--- JOB ---
Using the material that follows, identify and copy each line with the string "name".

--- MATERIAL TO PROCESS ---
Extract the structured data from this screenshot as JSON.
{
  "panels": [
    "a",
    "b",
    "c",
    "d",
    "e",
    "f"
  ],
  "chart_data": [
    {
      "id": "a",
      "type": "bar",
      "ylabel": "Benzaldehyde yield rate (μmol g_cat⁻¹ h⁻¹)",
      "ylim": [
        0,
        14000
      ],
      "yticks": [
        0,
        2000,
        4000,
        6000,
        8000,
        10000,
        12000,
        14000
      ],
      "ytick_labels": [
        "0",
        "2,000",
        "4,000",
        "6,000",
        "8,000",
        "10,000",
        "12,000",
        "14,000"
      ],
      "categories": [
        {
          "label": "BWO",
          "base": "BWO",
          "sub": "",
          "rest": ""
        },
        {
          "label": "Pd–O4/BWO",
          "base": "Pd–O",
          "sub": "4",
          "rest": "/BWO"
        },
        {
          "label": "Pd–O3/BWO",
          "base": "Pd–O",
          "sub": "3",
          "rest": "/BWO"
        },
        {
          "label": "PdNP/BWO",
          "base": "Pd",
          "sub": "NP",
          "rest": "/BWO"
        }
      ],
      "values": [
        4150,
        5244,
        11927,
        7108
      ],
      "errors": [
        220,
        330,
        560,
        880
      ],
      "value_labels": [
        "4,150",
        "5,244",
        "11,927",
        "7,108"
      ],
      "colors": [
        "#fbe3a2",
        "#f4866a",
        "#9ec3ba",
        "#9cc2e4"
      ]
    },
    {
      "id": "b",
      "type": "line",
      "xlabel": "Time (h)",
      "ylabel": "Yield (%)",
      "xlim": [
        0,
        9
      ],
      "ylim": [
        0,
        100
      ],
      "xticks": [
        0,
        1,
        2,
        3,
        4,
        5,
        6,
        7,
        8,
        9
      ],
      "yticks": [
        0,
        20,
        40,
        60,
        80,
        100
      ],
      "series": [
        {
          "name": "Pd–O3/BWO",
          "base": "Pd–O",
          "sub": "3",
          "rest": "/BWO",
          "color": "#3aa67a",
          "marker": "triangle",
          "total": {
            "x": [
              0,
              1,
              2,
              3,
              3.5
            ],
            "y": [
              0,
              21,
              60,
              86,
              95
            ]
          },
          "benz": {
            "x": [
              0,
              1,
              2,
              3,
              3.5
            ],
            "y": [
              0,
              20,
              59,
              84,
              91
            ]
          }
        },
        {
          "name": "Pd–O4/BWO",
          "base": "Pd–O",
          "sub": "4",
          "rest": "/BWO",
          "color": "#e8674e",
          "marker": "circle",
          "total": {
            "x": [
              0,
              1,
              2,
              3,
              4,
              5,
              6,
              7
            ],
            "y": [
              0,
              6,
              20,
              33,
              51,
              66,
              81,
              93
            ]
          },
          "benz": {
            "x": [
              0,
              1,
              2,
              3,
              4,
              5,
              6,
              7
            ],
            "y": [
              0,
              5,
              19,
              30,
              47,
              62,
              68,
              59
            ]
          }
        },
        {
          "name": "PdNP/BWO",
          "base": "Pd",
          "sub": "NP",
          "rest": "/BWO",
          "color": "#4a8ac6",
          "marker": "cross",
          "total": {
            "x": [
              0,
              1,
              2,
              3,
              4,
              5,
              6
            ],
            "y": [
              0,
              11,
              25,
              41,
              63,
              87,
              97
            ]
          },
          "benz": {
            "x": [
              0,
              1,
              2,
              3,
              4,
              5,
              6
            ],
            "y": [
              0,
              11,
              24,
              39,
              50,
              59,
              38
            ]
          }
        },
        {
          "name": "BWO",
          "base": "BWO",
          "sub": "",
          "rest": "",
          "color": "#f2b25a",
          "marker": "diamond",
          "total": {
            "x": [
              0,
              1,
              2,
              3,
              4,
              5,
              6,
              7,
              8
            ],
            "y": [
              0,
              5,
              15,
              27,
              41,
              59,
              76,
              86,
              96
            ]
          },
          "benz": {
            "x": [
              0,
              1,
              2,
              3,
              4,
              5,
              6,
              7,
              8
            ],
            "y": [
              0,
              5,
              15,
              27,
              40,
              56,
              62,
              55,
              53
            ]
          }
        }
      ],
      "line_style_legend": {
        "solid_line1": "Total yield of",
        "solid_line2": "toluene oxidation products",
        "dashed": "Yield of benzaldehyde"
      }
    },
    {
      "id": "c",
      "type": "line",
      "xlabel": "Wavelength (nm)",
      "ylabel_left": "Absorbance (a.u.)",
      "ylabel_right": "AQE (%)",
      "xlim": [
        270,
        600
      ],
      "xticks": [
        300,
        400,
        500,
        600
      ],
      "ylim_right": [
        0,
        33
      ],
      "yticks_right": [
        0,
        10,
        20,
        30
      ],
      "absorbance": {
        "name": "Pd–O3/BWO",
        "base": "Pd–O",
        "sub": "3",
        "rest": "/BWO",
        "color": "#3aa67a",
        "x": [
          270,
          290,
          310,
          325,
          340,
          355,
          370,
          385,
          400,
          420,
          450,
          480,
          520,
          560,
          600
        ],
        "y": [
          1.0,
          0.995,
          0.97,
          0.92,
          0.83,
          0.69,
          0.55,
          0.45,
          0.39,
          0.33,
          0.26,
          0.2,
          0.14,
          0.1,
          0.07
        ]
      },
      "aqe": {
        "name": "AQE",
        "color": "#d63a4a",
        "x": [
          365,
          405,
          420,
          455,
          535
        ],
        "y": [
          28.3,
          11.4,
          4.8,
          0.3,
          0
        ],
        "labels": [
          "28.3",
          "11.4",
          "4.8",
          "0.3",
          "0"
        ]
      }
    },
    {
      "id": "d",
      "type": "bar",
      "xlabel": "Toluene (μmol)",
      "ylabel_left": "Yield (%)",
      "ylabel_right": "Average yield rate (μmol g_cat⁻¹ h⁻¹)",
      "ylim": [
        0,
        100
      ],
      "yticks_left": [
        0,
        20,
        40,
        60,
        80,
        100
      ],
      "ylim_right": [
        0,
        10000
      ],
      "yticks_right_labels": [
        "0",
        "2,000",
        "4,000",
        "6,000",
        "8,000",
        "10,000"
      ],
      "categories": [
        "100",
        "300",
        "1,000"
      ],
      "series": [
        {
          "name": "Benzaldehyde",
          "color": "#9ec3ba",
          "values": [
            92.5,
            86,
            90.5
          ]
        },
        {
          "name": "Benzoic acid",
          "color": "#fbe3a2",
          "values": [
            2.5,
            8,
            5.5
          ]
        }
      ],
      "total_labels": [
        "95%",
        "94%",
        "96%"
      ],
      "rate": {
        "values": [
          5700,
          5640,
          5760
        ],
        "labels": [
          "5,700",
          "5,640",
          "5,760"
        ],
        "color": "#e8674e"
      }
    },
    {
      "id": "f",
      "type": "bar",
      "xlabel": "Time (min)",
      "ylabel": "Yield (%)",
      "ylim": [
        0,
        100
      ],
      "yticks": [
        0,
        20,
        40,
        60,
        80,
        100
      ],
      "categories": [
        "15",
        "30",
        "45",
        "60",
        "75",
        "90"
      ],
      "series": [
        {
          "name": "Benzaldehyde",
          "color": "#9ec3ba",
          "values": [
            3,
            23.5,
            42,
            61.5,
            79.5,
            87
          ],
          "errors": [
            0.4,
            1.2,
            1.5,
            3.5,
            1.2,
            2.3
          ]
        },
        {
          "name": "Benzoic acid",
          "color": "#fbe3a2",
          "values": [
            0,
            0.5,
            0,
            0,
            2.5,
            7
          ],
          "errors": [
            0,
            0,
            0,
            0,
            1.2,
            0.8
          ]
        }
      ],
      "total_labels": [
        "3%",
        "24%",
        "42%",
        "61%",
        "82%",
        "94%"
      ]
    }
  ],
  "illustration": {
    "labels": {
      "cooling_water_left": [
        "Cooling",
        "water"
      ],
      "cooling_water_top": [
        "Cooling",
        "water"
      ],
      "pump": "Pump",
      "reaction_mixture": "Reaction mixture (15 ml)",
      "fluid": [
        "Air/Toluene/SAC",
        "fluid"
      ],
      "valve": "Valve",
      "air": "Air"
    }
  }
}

--- THE SOLUTION ---
          "name": "Pd–O3/BWO",
          "name": "Pd–O4/BWO",
          "name": "PdNP/BWO",
          "name": "BWO",
        "name": "Pd–O3/BWO",
        "name": "AQE",
          "name": "Benzaldehyde",
          "name": "Benzoic acid",
          "name": "Benzaldehyde",
          "name": "Benzoic acid",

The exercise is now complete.